#### [Work to be completed]
A verbatim copy of the records is required, with all pictures left out.

#### [Record list]
____
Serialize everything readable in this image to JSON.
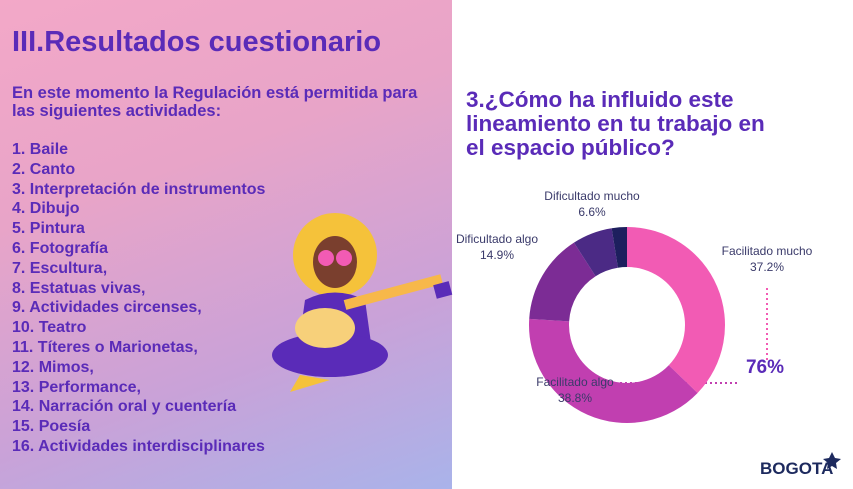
{
  "header": {
    "title": "III.Resultados cuestionario"
  },
  "intro": "En este momento la Regulación está permitida para las siguientes actividades:",
  "list": [
    "1. Baile",
    "2. Canto",
    "3. Interpretación de instrumentos",
    "4. Dibujo",
    "5. Pintura",
    "6. Fotografía",
    "7. Escultura,",
    "8. Estatuas vivas,",
    "9. Actividades circenses,",
    "10. Teatro",
    "11. Títeres o Marionetas,",
    "12. Mimos,",
    "13. Performance,",
    "14. Narración oral y cuentería",
    "15. Poesía",
    "16. Actividades interdisciplinares"
  ],
  "logo": "BOGOTA",
  "chart_data": {
    "type": "donut",
    "title": "3.¿Cómo ha influido este lineamiento en tu trabajo en el espacio público?",
    "categories": [
      "Facilitado mucho",
      "Facilitado algo",
      "Dificultado algo",
      "Dificultado mucho",
      null
    ],
    "values": [
      37.2,
      38.8,
      14.9,
      6.6,
      2.5
    ],
    "value_labels": [
      "37.2%",
      "38.8%",
      "14.9%",
      "6.6%",
      null
    ],
    "colors": [
      "#f25bb4",
      "#c13fb0",
      "#7c2c95",
      "#4b2a85",
      "#1d1f5e"
    ],
    "annotation": "76%"
  }
}
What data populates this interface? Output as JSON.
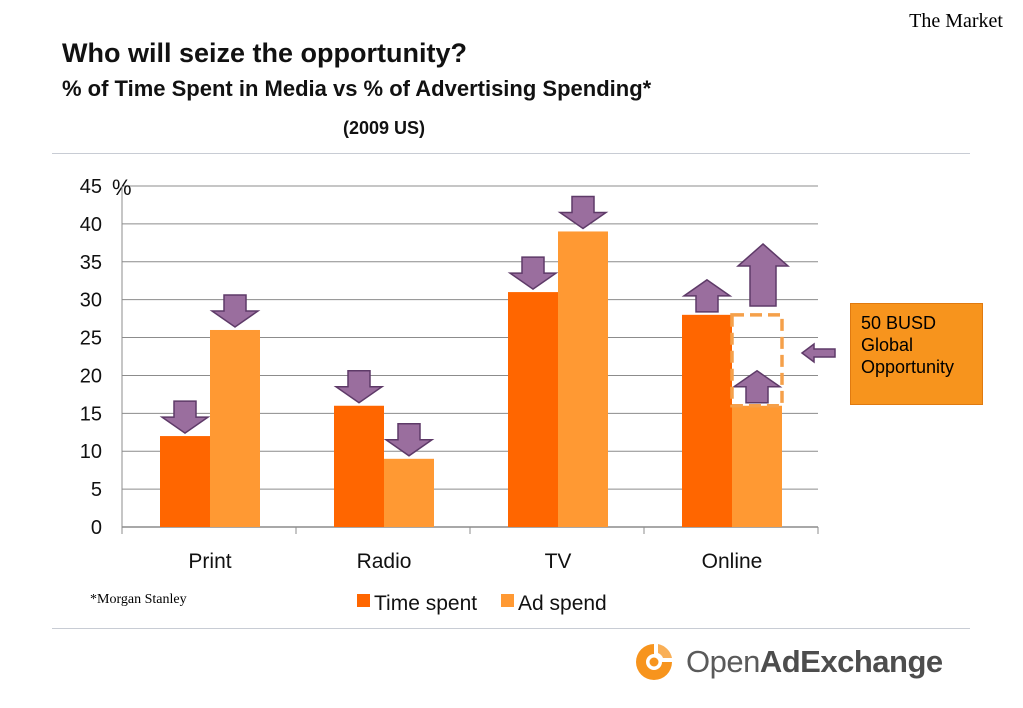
{
  "header": {
    "corner_label": "The Market",
    "title": "Who will seize the opportunity?",
    "subtitle": "% of Time Spent in Media vs % of Advertising Spending*",
    "region_label": "(2009 US)"
  },
  "chart_data": {
    "type": "bar",
    "title": "",
    "xlabel": "",
    "ylabel": "%",
    "ylim": [
      0,
      45
    ],
    "yticks": [
      0,
      5,
      10,
      15,
      20,
      25,
      30,
      35,
      40,
      45
    ],
    "grid": true,
    "legend_position": "bottom",
    "categories": [
      "Print",
      "Radio",
      "TV",
      "Online"
    ],
    "series": [
      {
        "name": "Time spent",
        "color": "#ff6600",
        "values": [
          12,
          16,
          31,
          28
        ],
        "trend": [
          "down",
          "down",
          "down",
          "up"
        ]
      },
      {
        "name": "Ad spend",
        "color": "#ff9933",
        "values": [
          26,
          9,
          39,
          16
        ],
        "trend": [
          "down",
          "down",
          "down",
          "up"
        ]
      }
    ],
    "annotation": {
      "category": "Online",
      "series": "Ad spend",
      "gap_range": [
        16,
        28
      ],
      "text_lines": [
        "50 BUSD",
        "Global",
        "Opportunity"
      ]
    }
  },
  "footnote": "*Morgan Stanley",
  "logo": {
    "text_regular": "Open",
    "text_bold": "AdExchange"
  },
  "colors": {
    "arrow_fill": "#9a6e9e",
    "arrow_stroke": "#5e3a68",
    "grid": "#8c8c8c",
    "callout": "#f7941d"
  }
}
____
#### [Exercise result]
Serialize everything readable in this image to JSON.
{
  "header": {
    "title": "III.Resultados cuestionario"
  },
  "intro": "En este momento la Regulación está permitida para las siguientes actividades:",
  "list": [
    "1. Baile",
    "2. Canto",
    "3. Interpretación de instrumentos",
    "4. Dibujo",
    "5. Pintura",
    "6. Fotografía",
    "7. Escultura,",
    "8. Estatuas vivas,",
    "9. Actividades circenses,",
    "10. Teatro",
    "11. Títeres o Marionetas,",
    "12. Mimos,",
    "13. Performance,",
    "14. Narración oral y cuentería",
    "15. Poesía",
    "16. Actividades interdisciplinares"
  ],
  "logo": "BOGOTA",
  "chart_data": {
    "type": "donut",
    "title": "3.¿Cómo ha influido este lineamiento en tu trabajo en el espacio público?",
    "categories": [
      "Facilitado mucho",
      "Facilitado algo",
      "Dificultado algo",
      "Dificultado mucho",
      null
    ],
    "values": [
      37.2,
      38.8,
      14.9,
      6.6,
      2.5
    ],
    "value_labels": [
      "37.2%",
      "38.8%",
      "14.9%",
      "6.6%",
      null
    ],
    "colors": [
      "#f25bb4",
      "#c13fb0",
      "#7c2c95",
      "#4b2a85",
      "#1d1f5e"
    ],
    "annotation": "76%"
  }
}
What data populates this interface? Output as JSON.
{
  "header": {
    "corner_label": "The Market",
    "title": "Who will seize the opportunity?",
    "subtitle": "% of Time Spent in Media vs % of Advertising Spending*",
    "region_label": "(2009 US)"
  },
  "chart_data": {
    "type": "bar",
    "title": "",
    "xlabel": "",
    "ylabel": "%",
    "ylim": [
      0,
      45
    ],
    "yticks": [
      0,
      5,
      10,
      15,
      20,
      25,
      30,
      35,
      40,
      45
    ],
    "grid": true,
    "legend_position": "bottom",
    "categories": [
      "Print",
      "Radio",
      "TV",
      "Online"
    ],
    "series": [
      {
        "name": "Time spent",
        "color": "#ff6600",
        "values": [
          12,
          16,
          31,
          28
        ],
        "trend": [
          "down",
          "down",
          "down",
          "up"
        ]
      },
      {
        "name": "Ad spend",
        "color": "#ff9933",
        "values": [
          26,
          9,
          39,
          16
        ],
        "trend": [
          "down",
          "down",
          "down",
          "up"
        ]
      }
    ],
    "annotation": {
      "category": "Online",
      "series": "Ad spend",
      "gap_range": [
        16,
        28
      ],
      "text_lines": [
        "50 BUSD",
        "Global",
        "Opportunity"
      ]
    }
  },
  "footnote": "*Morgan Stanley",
  "logo": {
    "text_regular": "Open",
    "text_bold": "AdExchange"
  },
  "colors": {
    "arrow_fill": "#9a6e9e",
    "arrow_stroke": "#5e3a68",
    "grid": "#8c8c8c",
    "callout": "#f7941d"
  }
}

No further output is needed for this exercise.